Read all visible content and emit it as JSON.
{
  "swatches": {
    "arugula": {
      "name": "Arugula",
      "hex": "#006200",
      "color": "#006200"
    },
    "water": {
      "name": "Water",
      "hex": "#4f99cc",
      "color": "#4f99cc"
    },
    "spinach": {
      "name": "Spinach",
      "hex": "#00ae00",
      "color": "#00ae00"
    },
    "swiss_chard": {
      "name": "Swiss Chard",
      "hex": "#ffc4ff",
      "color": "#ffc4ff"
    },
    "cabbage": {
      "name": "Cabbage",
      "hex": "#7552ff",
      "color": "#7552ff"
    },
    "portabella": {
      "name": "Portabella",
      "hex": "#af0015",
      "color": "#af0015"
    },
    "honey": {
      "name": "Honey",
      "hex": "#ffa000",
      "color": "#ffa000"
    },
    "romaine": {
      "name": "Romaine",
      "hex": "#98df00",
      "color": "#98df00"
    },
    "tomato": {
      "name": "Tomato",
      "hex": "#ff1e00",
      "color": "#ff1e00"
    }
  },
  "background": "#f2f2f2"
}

...

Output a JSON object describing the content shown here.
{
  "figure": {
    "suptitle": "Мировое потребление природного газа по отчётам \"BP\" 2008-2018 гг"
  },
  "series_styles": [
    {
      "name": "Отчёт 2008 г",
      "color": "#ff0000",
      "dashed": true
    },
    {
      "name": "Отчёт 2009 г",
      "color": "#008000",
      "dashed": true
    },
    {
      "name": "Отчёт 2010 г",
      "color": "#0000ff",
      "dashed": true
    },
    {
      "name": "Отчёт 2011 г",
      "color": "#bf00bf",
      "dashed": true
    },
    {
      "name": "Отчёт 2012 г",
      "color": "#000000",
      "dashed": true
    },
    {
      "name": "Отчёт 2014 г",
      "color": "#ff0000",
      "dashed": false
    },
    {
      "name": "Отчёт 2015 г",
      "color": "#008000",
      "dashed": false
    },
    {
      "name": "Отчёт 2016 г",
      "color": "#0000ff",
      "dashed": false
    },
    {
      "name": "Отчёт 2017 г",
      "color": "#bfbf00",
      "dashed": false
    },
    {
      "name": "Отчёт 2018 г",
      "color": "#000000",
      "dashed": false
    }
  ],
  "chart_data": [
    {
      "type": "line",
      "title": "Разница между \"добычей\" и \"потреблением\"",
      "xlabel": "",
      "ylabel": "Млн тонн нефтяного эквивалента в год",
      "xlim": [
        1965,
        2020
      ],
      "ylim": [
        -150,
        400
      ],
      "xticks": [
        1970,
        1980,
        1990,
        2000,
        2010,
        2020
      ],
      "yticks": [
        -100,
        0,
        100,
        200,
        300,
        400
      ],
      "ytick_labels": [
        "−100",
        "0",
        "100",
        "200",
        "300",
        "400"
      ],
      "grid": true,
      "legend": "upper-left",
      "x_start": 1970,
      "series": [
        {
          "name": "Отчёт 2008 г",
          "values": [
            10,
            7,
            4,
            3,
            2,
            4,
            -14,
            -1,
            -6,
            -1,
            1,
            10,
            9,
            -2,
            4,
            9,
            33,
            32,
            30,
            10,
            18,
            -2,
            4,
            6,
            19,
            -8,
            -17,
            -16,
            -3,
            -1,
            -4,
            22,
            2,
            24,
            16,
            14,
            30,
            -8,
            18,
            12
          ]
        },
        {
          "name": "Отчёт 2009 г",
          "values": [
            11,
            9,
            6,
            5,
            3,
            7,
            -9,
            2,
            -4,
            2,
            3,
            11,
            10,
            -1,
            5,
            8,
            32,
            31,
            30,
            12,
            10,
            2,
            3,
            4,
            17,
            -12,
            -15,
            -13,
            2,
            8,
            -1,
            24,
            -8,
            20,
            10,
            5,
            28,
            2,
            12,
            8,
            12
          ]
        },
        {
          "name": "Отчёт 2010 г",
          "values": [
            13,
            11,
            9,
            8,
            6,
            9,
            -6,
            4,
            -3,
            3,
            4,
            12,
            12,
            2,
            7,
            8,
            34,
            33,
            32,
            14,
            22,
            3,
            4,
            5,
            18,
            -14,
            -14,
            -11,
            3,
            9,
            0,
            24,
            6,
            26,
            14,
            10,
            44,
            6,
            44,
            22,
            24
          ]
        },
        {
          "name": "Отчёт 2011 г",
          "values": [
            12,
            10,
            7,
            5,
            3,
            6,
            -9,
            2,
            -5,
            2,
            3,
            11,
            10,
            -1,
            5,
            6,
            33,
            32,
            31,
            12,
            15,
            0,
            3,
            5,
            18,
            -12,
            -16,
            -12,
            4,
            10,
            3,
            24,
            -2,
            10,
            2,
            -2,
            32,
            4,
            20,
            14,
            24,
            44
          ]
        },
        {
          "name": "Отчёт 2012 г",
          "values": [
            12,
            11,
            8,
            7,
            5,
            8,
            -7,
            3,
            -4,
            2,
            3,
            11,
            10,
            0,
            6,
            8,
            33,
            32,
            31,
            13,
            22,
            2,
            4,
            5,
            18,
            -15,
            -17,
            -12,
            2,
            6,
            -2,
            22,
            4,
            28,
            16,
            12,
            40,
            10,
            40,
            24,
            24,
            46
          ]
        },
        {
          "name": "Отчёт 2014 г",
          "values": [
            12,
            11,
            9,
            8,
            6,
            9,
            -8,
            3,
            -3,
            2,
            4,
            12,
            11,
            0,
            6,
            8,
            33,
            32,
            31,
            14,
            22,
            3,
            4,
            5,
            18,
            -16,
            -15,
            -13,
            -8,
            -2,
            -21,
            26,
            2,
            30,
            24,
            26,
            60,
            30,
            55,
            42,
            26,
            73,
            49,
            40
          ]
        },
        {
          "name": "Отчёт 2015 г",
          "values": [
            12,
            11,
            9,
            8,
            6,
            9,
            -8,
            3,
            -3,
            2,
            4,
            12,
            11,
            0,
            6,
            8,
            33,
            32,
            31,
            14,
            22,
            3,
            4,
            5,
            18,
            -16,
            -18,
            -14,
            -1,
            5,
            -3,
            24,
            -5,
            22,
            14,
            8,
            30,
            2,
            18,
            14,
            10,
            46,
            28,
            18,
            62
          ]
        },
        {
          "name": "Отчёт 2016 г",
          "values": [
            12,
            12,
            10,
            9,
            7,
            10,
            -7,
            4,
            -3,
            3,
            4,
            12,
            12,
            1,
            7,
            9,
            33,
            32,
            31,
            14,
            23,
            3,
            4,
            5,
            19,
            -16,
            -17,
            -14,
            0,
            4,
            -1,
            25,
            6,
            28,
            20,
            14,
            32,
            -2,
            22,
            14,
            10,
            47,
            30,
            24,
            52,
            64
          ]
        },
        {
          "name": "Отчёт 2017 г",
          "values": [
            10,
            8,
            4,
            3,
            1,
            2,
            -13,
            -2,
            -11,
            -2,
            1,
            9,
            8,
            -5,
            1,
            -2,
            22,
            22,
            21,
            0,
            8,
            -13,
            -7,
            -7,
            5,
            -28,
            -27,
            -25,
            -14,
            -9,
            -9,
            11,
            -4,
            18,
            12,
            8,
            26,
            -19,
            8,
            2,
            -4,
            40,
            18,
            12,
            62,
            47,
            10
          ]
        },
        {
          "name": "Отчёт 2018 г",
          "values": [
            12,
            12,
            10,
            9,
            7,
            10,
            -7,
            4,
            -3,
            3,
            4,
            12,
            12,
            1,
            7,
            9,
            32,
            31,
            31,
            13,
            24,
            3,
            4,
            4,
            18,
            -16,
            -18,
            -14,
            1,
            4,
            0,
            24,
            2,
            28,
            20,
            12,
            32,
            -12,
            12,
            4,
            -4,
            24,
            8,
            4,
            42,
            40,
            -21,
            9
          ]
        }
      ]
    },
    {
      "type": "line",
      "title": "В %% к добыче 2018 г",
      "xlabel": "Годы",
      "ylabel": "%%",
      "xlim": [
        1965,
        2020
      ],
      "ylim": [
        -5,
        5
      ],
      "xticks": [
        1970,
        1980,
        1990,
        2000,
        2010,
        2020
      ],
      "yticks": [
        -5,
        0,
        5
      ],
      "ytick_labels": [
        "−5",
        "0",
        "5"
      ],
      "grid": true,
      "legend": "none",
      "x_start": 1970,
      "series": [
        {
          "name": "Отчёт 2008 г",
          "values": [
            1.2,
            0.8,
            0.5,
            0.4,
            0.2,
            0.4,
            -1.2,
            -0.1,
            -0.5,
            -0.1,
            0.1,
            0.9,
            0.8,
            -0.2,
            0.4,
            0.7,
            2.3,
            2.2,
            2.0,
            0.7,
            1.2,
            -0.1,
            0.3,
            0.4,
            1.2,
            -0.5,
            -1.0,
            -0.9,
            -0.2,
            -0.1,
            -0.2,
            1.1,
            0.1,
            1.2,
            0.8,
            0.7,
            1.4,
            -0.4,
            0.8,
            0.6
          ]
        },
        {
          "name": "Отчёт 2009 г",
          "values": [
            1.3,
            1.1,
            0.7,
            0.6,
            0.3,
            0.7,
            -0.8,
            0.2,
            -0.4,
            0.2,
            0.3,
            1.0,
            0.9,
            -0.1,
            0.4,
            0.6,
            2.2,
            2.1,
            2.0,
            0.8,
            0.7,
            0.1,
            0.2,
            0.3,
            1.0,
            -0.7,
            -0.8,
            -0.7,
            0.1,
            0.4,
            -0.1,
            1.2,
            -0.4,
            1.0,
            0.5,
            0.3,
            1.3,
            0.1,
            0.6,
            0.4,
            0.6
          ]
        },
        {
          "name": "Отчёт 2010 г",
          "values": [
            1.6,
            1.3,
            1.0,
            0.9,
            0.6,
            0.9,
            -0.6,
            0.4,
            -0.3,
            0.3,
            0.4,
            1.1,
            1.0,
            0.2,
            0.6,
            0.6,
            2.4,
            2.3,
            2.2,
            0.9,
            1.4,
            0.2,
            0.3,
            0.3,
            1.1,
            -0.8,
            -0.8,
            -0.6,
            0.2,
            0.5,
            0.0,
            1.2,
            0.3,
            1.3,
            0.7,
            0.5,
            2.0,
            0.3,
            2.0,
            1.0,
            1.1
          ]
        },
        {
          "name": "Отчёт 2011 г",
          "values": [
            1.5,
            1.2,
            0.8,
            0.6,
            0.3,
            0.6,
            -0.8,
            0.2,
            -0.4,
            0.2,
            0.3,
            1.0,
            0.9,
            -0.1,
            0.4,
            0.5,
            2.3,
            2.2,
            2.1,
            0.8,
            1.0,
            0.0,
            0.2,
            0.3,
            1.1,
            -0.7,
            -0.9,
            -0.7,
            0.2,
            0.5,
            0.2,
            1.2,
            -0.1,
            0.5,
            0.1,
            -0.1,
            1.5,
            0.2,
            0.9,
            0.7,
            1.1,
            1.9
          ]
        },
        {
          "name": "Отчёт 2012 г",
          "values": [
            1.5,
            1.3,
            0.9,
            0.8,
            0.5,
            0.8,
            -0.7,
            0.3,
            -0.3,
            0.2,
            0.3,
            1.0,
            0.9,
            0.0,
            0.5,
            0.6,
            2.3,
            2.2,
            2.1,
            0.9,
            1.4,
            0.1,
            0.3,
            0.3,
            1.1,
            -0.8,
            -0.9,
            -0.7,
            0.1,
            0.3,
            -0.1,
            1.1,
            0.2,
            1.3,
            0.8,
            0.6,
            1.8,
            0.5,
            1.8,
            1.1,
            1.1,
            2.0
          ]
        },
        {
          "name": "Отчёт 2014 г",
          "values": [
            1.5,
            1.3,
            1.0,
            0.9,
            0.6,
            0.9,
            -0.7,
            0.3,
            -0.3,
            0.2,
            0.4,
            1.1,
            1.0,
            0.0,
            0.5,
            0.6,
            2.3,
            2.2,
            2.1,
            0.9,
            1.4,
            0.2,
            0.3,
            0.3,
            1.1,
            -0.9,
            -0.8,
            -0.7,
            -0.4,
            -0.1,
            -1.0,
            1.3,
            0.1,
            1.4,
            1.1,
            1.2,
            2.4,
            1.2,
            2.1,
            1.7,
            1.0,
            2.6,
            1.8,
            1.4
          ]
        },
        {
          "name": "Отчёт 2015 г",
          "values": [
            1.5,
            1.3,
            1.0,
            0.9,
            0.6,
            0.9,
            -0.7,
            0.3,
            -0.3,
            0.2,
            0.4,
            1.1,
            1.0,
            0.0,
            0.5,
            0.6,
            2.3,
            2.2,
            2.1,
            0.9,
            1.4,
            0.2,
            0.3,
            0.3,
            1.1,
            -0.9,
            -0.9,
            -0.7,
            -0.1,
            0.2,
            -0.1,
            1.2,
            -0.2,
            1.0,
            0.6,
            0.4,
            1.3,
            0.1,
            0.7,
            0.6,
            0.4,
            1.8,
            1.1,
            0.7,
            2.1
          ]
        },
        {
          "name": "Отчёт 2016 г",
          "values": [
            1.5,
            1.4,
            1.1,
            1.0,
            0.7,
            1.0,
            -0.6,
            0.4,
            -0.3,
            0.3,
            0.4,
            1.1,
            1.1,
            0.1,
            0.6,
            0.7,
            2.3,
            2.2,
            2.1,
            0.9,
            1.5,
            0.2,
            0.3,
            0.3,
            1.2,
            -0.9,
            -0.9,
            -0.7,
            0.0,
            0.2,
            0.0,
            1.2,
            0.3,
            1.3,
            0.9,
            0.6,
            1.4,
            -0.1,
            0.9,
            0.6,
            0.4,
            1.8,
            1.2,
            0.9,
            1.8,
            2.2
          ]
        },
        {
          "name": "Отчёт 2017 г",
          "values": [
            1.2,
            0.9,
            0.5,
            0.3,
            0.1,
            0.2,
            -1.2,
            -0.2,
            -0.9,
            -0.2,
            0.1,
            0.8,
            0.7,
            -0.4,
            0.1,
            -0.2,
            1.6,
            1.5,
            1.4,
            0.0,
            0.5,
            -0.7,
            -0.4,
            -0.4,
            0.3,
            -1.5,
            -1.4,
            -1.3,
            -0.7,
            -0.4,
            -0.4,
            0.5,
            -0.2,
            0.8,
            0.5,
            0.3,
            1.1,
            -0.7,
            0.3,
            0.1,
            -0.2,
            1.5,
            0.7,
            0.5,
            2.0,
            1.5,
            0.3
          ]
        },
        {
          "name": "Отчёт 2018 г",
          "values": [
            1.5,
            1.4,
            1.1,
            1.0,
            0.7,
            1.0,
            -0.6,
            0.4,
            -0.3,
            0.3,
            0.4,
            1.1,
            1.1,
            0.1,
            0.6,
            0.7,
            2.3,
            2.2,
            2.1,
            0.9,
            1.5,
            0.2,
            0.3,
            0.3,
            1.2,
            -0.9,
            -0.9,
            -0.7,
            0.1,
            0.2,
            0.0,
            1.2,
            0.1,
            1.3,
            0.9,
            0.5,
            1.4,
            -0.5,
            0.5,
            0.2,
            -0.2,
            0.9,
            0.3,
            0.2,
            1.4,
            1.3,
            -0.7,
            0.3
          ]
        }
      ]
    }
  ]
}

...

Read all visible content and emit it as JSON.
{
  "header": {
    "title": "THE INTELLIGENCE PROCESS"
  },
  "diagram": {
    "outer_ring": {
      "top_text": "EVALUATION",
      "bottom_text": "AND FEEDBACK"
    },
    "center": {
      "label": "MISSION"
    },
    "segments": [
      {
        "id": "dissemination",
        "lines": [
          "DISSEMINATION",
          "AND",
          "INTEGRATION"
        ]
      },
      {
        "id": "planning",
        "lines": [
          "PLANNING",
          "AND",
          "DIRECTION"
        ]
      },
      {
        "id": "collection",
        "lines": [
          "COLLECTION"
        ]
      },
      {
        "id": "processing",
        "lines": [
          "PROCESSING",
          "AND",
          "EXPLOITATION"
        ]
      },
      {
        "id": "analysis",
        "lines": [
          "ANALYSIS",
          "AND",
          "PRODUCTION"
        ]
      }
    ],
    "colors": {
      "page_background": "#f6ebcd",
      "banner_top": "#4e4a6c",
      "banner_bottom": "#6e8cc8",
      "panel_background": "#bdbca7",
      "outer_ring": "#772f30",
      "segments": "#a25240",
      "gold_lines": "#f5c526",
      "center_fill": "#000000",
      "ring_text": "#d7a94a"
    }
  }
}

» STATED GOAL:
Check every line of the data above for the string "ylabel", and copy those that have it.

» EXPECTED OUTPUT:
      "ylabel": "Млн тонн нефтяного эквивалента в год",
      "ylabel": "%%",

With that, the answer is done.